§ SHORT TASK:
Below are the records; copy each line in them that holds the word "Wood".

[start of DATA EXTRACT]

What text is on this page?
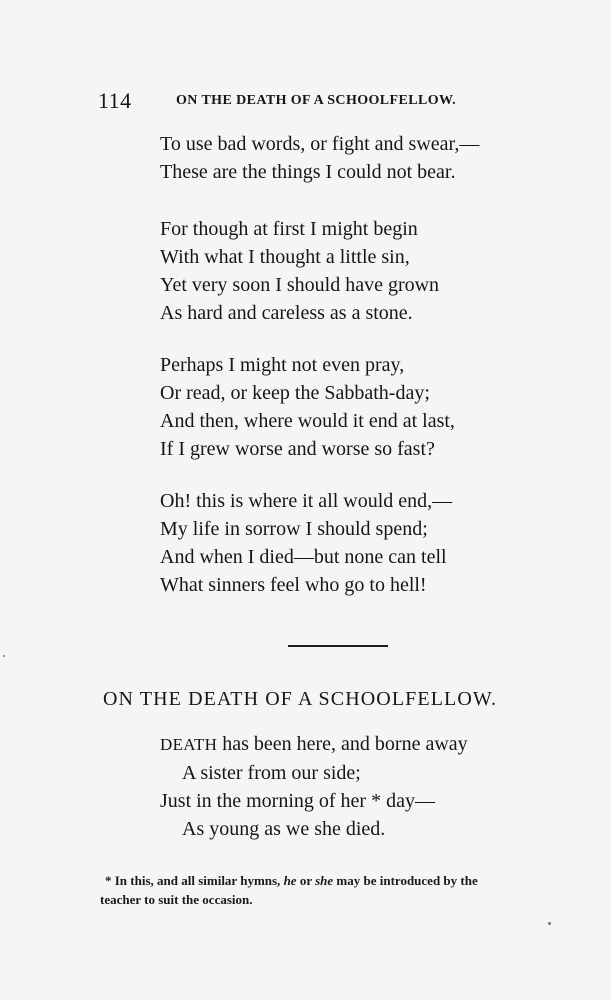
114	ON THE DEATH OF A SCHOOLFELLOW.
To use bad words, or fight and swear,—
These are the things I could not bear.
For though at first I might begin
With what I thought a little sin,
Yet very soon I should have grown
As hard and careless as a stone.
Perhaps I might not even pray,
Or read, or keep the Sabbath-day;
And then, where would it end at last,
If I grew worse and worse so fast?
Oh! this is where it all would end,—
My life in sorrow I should spend;
And when I died—but none can tell
What sinners feel who go to hell!
ON THE DEATH OF A SCHOOLFELLOW.
DEATH has been here, and borne away
A sister from our side;
Just in the morning of her * day—
As young as we she died.
* In this, and all similar hymns, he or she may be introduced by the
teacher to suit the occasion.
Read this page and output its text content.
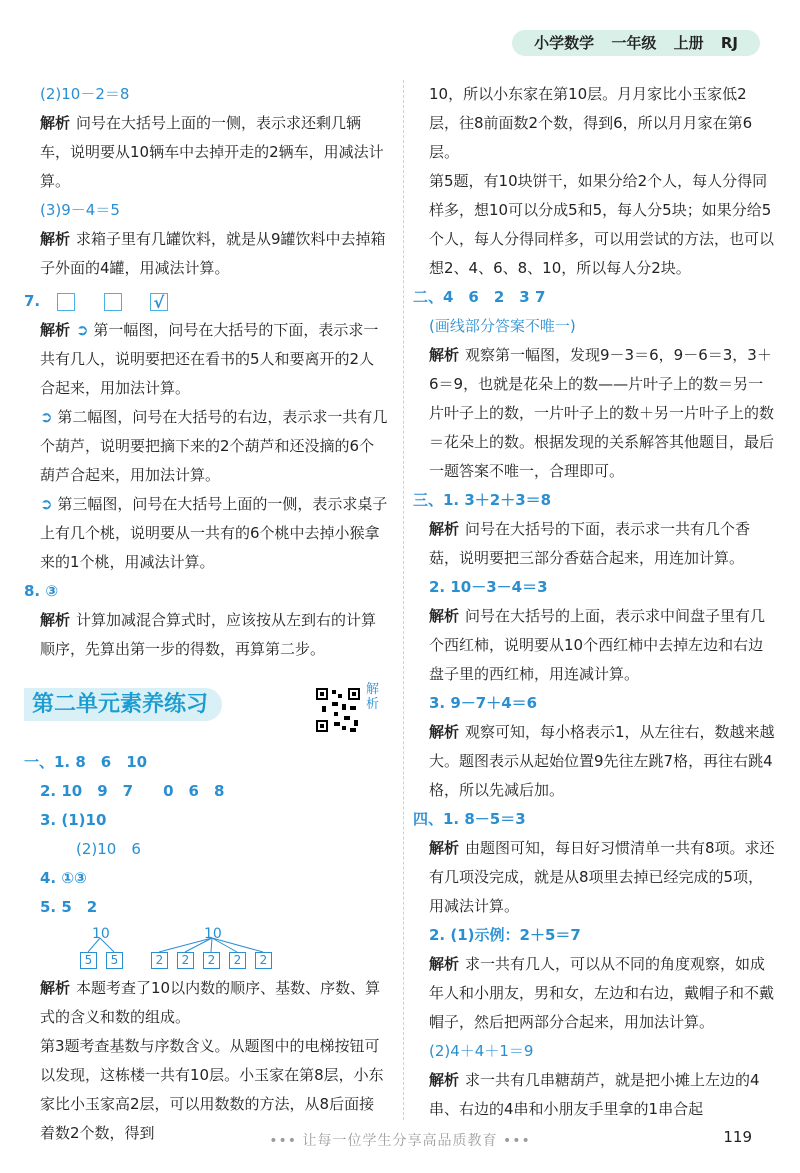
小学数学 一年级 上册 RJ

(2)10－2＝8

解析 问号在大括号上面的一侧，表示求还剩几辆车，说明要从10辆车中去掉开走的2辆车，用减法计算。

(3)9－4＝5

解析 求箱子里有几罐饮料，就是从9罐饮料中去掉箱子外面的4罐，用减法计算。

7.	√

解析 ➲ 第一幅图，问号在大括号的下面，表示求一共有几人，说明要把还在看书的5人和要离开的2人合起来，用加法计算。

➲ 第二幅图，问号在大括号的右边，表示求一共有几个葫芦，说明要把摘下来的2个葫芦和还没摘的6个葫芦合起来，用加法计算。

➲ 第三幅图，问号在大括号上面的一侧，表示求桌子上有几个桃，说明要从一共有的6个桃中去掉小猴拿来的1个桃，用减法计算。

8. ③

解析 计算加减混合算式时，应该按从左到右的计算顺序，先算出第一步的得数，再算第二步。

第二单元素养练习
解析

一、1. 8　6　10

2. 10　9　7　　0　6　8

3. (1)10

(2)10　6

4. ①③

5. 5　2

10	10
5	5	2	2	2	2	2

解析 本题考查了10以内数的顺序、基数、序数、算式的含义和数的组成。

第3题考查基数与序数含义。从题图中的电梯按钮可以发现，这栋楼一共有10层。小玉家在第8层，小东家比小玉家高2层，可以用数数的方法，从8后面接着数2个数，得到

10，所以小东家在第10层。月月家比小玉家低2层，往8前面数2个数，得到6，所以月月家在第6层。

第5题，有10块饼干，如果分给2个人，每人分得同样多，想10可以分成5和5，每人分5块；如果分给5个人，每人分得同样多，可以用尝试的方法，也可以想2、4、6、8、10，所以每人分2块。

二、4　6　2　3 7

(画线部分答案不唯一)

解析 观察第一幅图，发现9－3＝6，9－6＝3，3＋6＝9，也就是花朵上的数——片叶子上的数＝另一片叶子上的数，一片叶子上的数＋另一片叶子上的数＝花朵上的数。根据发现的关系解答其他题目，最后一题答案不唯一，合理即可。

三、1. 3＋2＋3＝8

解析 问号在大括号的下面，表示求一共有几个香菇，说明要把三部分香菇合起来，用连加计算。

2. 10－3－4＝3

解析 问号在大括号的上面，表示求中间盘子里有几个西红柿，说明要从10个西红柿中去掉左边和右边盘子里的西红柿，用连减计算。

3. 9－7＋4＝6

解析 观察可知，每小格表示1，从左往右，数越来越大。题图表示从起始位置9先往左跳7格，再往右跳4格，所以先减后加。

四、1. 8－5＝3

解析 由题图可知，每日好习惯清单一共有8项。求还有几项没完成，就是从8项里去掉已经完成的5项，用减法计算。

2. (1)示例：2＋5＝7

解析 求一共有几人，可以从不同的角度观察，如成年人和小朋友，男和女，左边和右边，戴帽子和不戴帽子，然后把两部分合起来，用加法计算。

(2)4＋4＋1＝9

解析 求一共有几串糖葫芦，就是把小摊上左边的4串、右边的4串和小朋友手里拿的1串合起

••• 让每一位学生分享高品质教育 •••	119
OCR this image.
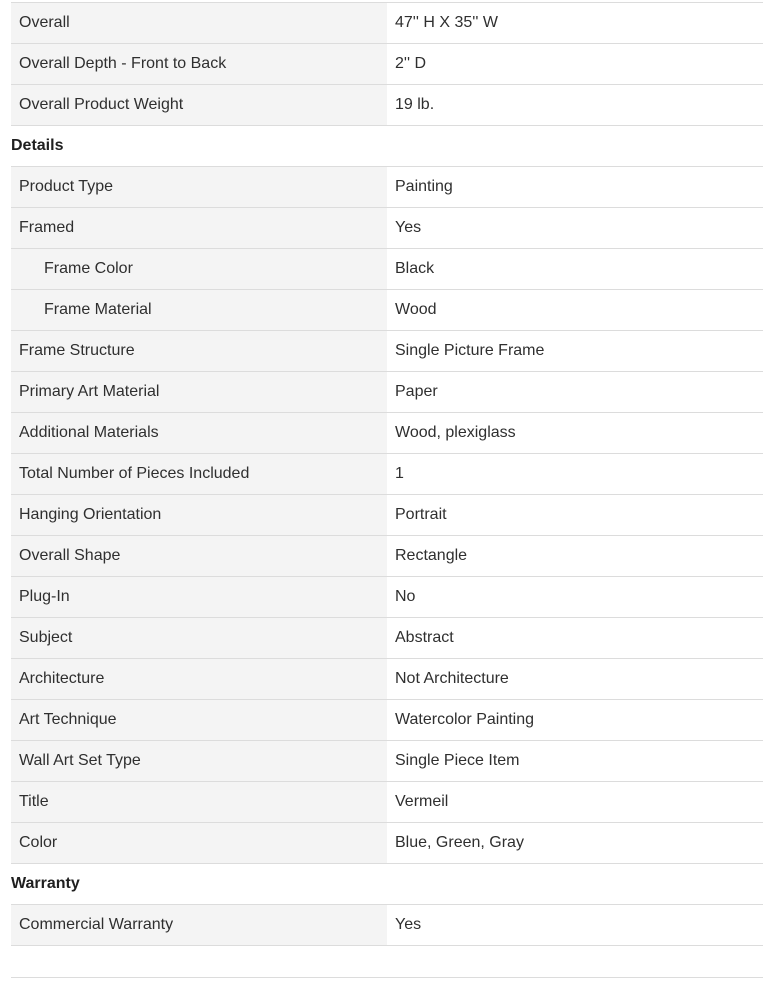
Overall	47'' H X 35'' W
Overall Depth - Front to Back	2'' D
Overall Product Weight	19 lb.
Details
Product Type	Painting
Framed	Yes
Frame Color	Black
Frame Material	Wood
Frame Structure	Single Picture Frame
Primary Art Material	Paper
Additional Materials	Wood, plexiglass
Total Number of Pieces Included	1
Hanging Orientation	Portrait
Overall Shape	Rectangle
Plug-In	No
Subject	Abstract
Architecture	Not Architecture
Art Technique	Watercolor Painting
Wall Art Set Type	Single Piece Item
Title	Vermeil
Color	Blue, Green, Gray
Warranty
Commercial Warranty	Yes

[end of DATA EXTRACT]

§ CORRECT OUTPUT:
Frame Material	Wood
Additional Materials	Wood, plexiglass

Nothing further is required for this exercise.